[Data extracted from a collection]
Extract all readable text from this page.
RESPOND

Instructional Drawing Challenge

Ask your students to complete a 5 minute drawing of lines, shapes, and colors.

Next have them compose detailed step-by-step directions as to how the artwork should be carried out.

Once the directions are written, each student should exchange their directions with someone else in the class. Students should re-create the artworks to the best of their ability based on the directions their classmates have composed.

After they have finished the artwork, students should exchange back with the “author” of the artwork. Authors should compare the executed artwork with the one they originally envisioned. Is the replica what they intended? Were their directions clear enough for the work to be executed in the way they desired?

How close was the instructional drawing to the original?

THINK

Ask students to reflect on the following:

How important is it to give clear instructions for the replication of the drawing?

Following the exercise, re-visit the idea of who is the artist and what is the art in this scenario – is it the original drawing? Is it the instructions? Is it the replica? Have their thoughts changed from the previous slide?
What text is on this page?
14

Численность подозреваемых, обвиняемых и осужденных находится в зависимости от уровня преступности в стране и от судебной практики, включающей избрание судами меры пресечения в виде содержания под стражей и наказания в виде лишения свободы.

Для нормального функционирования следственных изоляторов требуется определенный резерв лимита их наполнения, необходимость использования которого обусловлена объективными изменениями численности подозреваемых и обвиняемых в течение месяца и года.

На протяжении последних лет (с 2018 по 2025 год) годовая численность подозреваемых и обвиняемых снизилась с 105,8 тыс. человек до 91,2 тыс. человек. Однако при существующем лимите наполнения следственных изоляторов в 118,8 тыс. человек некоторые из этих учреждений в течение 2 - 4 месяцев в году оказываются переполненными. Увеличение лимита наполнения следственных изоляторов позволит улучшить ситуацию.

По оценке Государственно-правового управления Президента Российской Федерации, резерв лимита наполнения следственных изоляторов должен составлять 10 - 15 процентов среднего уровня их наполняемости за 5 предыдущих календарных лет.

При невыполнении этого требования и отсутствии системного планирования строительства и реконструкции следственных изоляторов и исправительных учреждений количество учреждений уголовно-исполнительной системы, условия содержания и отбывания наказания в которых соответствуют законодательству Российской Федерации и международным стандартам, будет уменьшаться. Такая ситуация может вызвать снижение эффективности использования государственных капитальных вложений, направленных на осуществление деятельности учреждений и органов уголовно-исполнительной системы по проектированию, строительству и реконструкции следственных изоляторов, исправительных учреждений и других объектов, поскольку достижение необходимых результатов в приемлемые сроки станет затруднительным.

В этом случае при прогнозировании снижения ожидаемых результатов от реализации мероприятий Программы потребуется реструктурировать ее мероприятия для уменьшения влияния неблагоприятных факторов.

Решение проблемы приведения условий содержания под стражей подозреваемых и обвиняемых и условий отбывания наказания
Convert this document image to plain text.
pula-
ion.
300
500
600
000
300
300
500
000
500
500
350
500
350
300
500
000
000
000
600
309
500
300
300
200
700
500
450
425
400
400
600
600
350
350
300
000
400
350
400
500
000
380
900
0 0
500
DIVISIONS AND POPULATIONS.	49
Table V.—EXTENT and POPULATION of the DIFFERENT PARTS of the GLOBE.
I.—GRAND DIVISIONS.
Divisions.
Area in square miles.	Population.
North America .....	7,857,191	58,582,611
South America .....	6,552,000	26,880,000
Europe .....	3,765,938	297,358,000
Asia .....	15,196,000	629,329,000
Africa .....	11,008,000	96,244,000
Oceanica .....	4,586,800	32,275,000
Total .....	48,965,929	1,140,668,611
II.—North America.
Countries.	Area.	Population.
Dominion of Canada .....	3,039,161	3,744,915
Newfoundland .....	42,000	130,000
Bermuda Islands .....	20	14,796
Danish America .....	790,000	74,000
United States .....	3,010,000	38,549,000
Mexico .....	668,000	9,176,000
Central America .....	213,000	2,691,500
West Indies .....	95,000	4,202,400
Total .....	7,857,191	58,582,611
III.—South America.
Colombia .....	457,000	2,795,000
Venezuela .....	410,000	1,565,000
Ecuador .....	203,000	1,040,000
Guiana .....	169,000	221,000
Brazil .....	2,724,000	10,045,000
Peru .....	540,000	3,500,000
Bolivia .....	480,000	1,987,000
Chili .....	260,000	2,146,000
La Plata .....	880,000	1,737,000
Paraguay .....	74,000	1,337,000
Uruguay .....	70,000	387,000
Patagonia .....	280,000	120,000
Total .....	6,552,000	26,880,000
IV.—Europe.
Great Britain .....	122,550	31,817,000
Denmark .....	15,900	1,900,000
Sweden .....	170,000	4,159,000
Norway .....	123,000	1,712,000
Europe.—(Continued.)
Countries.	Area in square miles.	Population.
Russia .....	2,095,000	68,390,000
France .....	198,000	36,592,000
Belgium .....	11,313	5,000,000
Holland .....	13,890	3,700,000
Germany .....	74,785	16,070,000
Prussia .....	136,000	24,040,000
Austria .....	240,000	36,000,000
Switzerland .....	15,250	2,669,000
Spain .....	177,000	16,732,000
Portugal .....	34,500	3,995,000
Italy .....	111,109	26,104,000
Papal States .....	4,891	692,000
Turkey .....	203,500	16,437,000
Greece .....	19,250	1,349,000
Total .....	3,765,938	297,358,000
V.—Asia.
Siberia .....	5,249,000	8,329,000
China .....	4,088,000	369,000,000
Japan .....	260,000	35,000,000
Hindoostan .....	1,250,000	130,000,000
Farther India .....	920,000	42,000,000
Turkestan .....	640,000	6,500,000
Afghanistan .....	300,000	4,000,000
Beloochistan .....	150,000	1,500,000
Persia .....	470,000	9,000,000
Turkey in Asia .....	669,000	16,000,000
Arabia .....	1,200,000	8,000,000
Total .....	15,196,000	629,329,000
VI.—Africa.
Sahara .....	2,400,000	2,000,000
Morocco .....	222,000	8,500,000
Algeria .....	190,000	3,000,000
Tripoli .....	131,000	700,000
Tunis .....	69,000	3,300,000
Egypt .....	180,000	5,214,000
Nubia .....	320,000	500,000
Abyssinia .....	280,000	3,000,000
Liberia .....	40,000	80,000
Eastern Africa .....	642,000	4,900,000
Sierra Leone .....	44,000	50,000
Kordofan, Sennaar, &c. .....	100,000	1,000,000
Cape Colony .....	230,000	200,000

▶ **Your task**
Output all of the data again, exactly.

▶ **Solution for this task**
Extract all readable text from this page.
RESPOND

Instructional Drawing Challenge

Ask your students to complete a 5 minute drawing of lines, shapes, and colors.

Next have them compose detailed step-by-step directions as to how the artwork should be carried out.

Once the directions are written, each student should exchange their directions with someone else in the class. Students should re-create the artworks to the best of their ability based on the directions their classmates have composed.

After they have finished the artwork, students should exchange back with the “author” of the artwork. Authors should compare the executed artwork with the one they originally envisioned. Is the replica what they intended? Were their directions clear enough for the work to be executed in the way they desired?

How close was the instructional drawing to the original?

THINK

Ask students to reflect on the following:

How important is it to give clear instructions for the replication of the drawing?

Following the exercise, re-visit the idea of who is the artist and what is the art in this scenario – is it the original drawing? Is it the instructions? Is it the replica? Have their thoughts changed from the previous slide?
What text is on this page?
14

Численность подозреваемых, обвиняемых и осужденных находится в зависимости от уровня преступности в стране и от судебной практики, включающей избрание судами меры пресечения в виде содержания под стражей и наказания в виде лишения свободы.

Для нормального функционирования следственных изоляторов требуется определенный резерв лимита их наполнения, необходимость использования которого обусловлена объективными изменениями численности подозреваемых и обвиняемых в течение месяца и года.

На протяжении последних лет (с 2018 по 2025 год) годовая численность подозреваемых и обвиняемых снизилась с 105,8 тыс. человек до 91,2 тыс. человек. Однако при существующем лимите наполнения следственных изоляторов в 118,8 тыс. человек некоторые из этих учреждений в течение 2 - 4 месяцев в году оказываются переполненными. Увеличение лимита наполнения следственных изоляторов позволит улучшить ситуацию.

По оценке Государственно-правового управления Президента Российской Федерации, резерв лимита наполнения следственных изоляторов должен составлять 10 - 15 процентов среднего уровня их наполняемости за 5 предыдущих календарных лет.

При невыполнении этого требования и отсутствии системного планирования строительства и реконструкции следственных изоляторов и исправительных учреждений количество учреждений уголовно-исполнительной системы, условия содержания и отбывания наказания в которых соответствуют законодательству Российской Федерации и международным стандартам, будет уменьшаться. Такая ситуация может вызвать снижение эффективности использования государственных капитальных вложений, направленных на осуществление деятельности учреждений и органов уголовно-исполнительной системы по проектированию, строительству и реконструкции следственных изоляторов, исправительных учреждений и других объектов, поскольку достижение необходимых результатов в приемлемые сроки станет затруднительным.

В этом случае при прогнозировании снижения ожидаемых результатов от реализации мероприятий Программы потребуется реструктурировать ее мероприятия для уменьшения влияния неблагоприятных факторов.

Решение проблемы приведения условий содержания под стражей подозреваемых и обвиняемых и условий отбывания наказания
Convert this document image to plain text.
pula-
ion.
300
500
600
000
300
300
500
000
500
500
350
500
350
300
500
000
000
000
600
309
500
300
300
200
700
500
450
425
400
400
600
600
350
350
300
000
400
350
400
500
000
380
900
0 0
500
DIVISIONS AND POPULATIONS.	49
Table V.—EXTENT and POPULATION of the DIFFERENT PARTS of the GLOBE.
I.—GRAND DIVISIONS.
Divisions.
Area in square miles.	Population.
North America .....	7,857,191	58,582,611
South America .....	6,552,000	26,880,000
Europe .....	3,765,938	297,358,000
Asia .....	15,196,000	629,329,000
Africa .....	11,008,000	96,244,000
Oceanica .....	4,586,800	32,275,000
Total .....	48,965,929	1,140,668,611
II.—North America.
Countries.	Area.	Population.
Dominion of Canada .....	3,039,161	3,744,915
Newfoundland .....	42,000	130,000
Bermuda Islands .....	20	14,796
Danish America .....	790,000	74,000
United States .....	3,010,000	38,549,000
Mexico .....	668,000	9,176,000
Central America .....	213,000	2,691,500
West Indies .....	95,000	4,202,400
Total .....	7,857,191	58,582,611
III.—South America.
Colombia .....	457,000	2,795,000
Venezuela .....	410,000	1,565,000
Ecuador .....	203,000	1,040,000
Guiana .....	169,000	221,000
Brazil .....	2,724,000	10,045,000
Peru .....	540,000	3,500,000
Bolivia .....	480,000	1,987,000
Chili .....	260,000	2,146,000
La Plata .....	880,000	1,737,000
Paraguay .....	74,000	1,337,000
Uruguay .....	70,000	387,000
Patagonia .....	280,000	120,000
Total .....	6,552,000	26,880,000
IV.—Europe.
Great Britain .....	122,550	31,817,000
Denmark .....	15,900	1,900,000
Sweden .....	170,000	4,159,000
Norway .....	123,000	1,712,000
Europe.—(Continued.)
Countries.	Area in square miles.	Population.
Russia .....	2,095,000	68,390,000
France .....	198,000	36,592,000
Belgium .....	11,313	5,000,000
Holland .....	13,890	3,700,000
Germany .....	74,785	16,070,000
Prussia .....	136,000	24,040,000
Austria .....	240,000	36,000,000
Switzerland .....	15,250	2,669,000
Spain .....	177,000	16,732,000
Portugal .....	34,500	3,995,000
Italy .....	111,109	26,104,000
Papal States .....	4,891	692,000
Turkey .....	203,500	16,437,000
Greece .....	19,250	1,349,000
Total .....	3,765,938	297,358,000
V.—Asia.
Siberia .....	5,249,000	8,329,000
China .....	4,088,000	369,000,000
Japan .....	260,000	35,000,000
Hindoostan .....	1,250,000	130,000,000
Farther India .....	920,000	42,000,000
Turkestan .....	640,000	6,500,000
Afghanistan .....	300,000	4,000,000
Beloochistan .....	150,000	1,500,000
Persia .....	470,000	9,000,000
Turkey in Asia .....	669,000	16,000,000
Arabia .....	1,200,000	8,000,000
Total .....	15,196,000	629,329,000
VI.—Africa.
Sahara .....	2,400,000	2,000,000
Morocco .....	222,000	8,500,000
Algeria .....	190,000	3,000,000
Tripoli .....	131,000	700,000
Tunis .....	69,000	3,300,000
Egypt .....	180,000	5,214,000
Nubia .....	320,000	500,000
Abyssinia .....	280,000	3,000,000
Liberia .....	40,000	80,000
Eastern Africa .....	642,000	4,900,000
Sierra Leone .....	44,000	50,000
Kordofan, Sennaar, &c. .....	100,000	1,000,000
Cape Colony .....	230,000	200,000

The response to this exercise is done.